(Stored records):
- - -

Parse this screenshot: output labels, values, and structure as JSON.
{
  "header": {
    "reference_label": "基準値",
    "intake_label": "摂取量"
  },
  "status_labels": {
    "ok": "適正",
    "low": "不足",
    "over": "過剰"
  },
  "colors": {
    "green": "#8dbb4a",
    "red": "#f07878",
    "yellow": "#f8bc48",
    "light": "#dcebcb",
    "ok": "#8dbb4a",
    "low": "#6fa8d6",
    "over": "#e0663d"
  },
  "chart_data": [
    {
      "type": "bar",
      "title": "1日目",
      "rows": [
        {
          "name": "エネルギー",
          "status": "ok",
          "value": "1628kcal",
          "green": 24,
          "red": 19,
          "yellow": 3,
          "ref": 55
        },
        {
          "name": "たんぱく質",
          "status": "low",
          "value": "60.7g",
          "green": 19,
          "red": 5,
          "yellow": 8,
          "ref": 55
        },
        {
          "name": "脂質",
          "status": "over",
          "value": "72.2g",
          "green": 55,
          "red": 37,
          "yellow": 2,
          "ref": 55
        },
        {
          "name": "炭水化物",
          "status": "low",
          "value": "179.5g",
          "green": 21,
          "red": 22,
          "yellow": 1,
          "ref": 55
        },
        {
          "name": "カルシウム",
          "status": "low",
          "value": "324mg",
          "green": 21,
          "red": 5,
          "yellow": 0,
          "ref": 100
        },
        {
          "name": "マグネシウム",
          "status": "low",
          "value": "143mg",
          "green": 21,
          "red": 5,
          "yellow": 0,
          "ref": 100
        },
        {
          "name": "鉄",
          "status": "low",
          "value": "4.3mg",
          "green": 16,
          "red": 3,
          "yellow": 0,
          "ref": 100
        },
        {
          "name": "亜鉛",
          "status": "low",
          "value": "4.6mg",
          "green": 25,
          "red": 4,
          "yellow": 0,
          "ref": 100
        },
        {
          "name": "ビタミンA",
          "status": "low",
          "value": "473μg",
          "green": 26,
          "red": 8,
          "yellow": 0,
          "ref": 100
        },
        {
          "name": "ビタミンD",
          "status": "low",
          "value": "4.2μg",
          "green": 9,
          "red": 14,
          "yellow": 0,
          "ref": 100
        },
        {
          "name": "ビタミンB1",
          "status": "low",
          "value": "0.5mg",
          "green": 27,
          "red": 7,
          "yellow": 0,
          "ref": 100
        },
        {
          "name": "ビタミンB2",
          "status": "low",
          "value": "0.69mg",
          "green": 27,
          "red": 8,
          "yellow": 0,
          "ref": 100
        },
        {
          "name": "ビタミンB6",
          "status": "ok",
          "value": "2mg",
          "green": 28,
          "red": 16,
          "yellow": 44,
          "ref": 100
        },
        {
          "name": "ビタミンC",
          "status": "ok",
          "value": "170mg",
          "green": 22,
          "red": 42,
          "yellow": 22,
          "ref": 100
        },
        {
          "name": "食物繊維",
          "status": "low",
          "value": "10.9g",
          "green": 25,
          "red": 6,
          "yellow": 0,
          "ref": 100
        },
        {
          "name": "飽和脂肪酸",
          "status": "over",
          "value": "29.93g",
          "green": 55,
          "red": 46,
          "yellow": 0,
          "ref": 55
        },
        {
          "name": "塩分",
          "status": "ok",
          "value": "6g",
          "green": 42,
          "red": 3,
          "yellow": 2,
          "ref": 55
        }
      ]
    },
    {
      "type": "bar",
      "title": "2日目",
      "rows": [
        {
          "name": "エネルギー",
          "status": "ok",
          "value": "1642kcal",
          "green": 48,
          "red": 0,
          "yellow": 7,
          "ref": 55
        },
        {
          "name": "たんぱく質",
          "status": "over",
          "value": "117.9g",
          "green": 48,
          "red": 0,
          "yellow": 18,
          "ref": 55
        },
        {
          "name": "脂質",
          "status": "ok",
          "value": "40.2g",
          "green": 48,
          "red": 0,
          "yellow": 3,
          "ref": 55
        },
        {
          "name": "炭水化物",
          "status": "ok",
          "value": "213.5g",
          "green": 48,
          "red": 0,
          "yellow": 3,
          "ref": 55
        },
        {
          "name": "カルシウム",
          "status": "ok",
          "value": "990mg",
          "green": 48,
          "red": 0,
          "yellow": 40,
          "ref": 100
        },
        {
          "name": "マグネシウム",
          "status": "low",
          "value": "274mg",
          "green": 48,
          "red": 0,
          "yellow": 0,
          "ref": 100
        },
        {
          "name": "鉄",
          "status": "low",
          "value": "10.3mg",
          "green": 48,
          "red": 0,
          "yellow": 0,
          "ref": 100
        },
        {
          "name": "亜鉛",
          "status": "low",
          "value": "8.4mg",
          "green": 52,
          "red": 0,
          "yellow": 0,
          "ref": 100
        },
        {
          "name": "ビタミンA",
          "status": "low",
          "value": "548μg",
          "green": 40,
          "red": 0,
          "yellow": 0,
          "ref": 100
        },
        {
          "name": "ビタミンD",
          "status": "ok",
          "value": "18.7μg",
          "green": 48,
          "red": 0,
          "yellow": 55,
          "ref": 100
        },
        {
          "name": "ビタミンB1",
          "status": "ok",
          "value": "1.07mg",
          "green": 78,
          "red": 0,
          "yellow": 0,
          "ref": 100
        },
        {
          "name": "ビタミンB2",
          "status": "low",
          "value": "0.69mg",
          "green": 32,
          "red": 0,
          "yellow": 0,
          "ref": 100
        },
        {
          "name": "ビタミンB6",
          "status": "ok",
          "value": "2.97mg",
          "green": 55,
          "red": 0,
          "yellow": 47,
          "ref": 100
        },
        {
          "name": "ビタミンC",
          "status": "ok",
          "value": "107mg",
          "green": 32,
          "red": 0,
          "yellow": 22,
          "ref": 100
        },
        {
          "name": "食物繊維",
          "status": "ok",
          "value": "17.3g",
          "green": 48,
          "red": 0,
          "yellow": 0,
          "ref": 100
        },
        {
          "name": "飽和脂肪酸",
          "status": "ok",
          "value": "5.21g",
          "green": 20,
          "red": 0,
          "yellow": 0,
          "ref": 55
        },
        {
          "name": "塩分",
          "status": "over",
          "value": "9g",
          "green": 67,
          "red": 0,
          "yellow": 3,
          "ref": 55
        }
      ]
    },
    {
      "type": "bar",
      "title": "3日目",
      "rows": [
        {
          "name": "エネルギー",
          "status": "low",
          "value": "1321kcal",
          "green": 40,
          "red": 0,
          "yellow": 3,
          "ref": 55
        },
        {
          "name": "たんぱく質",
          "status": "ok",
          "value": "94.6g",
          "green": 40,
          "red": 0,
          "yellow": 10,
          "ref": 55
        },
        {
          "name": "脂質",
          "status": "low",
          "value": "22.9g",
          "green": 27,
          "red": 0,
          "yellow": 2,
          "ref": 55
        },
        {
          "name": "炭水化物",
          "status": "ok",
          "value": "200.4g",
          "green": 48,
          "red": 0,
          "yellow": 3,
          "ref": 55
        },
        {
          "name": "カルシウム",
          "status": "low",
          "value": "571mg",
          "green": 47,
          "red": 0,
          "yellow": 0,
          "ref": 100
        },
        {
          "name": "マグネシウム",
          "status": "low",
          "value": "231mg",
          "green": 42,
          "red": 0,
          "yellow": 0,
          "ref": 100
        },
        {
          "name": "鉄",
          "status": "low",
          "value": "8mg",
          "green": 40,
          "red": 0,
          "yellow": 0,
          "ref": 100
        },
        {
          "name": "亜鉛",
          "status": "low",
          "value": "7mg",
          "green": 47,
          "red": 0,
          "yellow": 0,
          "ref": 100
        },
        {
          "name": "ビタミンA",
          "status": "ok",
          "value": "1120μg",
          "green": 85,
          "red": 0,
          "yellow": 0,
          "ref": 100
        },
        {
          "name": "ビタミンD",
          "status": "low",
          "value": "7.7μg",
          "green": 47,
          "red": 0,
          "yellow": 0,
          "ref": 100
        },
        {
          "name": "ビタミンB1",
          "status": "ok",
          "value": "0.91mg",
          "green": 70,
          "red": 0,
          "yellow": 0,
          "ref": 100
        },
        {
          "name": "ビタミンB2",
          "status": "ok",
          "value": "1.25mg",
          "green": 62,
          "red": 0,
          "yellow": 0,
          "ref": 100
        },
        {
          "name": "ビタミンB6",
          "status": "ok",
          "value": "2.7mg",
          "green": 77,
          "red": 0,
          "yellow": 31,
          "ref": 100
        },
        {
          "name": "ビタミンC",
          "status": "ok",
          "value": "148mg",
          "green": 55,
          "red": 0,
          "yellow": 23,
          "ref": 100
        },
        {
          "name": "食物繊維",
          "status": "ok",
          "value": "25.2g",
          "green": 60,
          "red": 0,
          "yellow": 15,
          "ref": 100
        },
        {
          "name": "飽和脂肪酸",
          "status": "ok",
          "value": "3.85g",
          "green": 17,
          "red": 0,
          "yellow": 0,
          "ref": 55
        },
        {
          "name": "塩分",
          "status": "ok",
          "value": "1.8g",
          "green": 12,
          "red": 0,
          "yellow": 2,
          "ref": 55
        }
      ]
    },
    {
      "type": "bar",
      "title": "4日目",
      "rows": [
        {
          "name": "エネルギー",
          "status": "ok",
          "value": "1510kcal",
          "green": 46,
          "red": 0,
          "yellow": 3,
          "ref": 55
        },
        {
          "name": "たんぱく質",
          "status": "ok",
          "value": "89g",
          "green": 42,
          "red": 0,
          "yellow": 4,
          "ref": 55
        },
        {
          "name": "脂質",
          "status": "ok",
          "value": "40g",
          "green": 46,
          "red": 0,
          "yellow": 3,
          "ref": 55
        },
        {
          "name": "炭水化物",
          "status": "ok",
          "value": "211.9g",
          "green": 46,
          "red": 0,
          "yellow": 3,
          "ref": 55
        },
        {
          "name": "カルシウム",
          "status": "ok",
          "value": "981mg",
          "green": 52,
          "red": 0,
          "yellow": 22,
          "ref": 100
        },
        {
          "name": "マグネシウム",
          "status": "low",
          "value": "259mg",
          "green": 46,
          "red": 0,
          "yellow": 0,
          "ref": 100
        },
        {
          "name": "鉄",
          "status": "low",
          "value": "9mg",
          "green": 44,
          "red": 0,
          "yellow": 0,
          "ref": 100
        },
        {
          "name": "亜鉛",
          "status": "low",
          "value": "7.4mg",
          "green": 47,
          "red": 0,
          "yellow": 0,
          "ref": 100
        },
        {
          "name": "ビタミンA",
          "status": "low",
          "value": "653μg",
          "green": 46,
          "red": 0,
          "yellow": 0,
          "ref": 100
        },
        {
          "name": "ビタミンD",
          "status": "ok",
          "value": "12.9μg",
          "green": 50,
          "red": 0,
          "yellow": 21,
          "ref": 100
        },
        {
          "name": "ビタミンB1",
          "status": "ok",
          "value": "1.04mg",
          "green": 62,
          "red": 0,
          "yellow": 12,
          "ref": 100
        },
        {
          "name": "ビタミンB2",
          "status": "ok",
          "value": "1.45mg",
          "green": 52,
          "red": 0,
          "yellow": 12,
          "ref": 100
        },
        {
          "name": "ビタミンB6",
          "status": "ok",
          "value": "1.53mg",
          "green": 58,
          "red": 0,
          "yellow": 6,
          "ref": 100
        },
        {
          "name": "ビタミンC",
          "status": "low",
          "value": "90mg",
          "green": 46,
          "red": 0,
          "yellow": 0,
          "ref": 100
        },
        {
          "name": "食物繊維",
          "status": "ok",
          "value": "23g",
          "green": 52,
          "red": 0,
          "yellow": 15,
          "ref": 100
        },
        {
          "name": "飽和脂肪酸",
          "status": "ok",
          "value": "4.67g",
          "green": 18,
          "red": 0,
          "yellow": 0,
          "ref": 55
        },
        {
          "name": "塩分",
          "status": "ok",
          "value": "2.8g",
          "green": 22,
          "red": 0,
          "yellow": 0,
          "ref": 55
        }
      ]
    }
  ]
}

- - -

(Given request): Return solely the number of lines in the data that include the word "title".

(Response): 4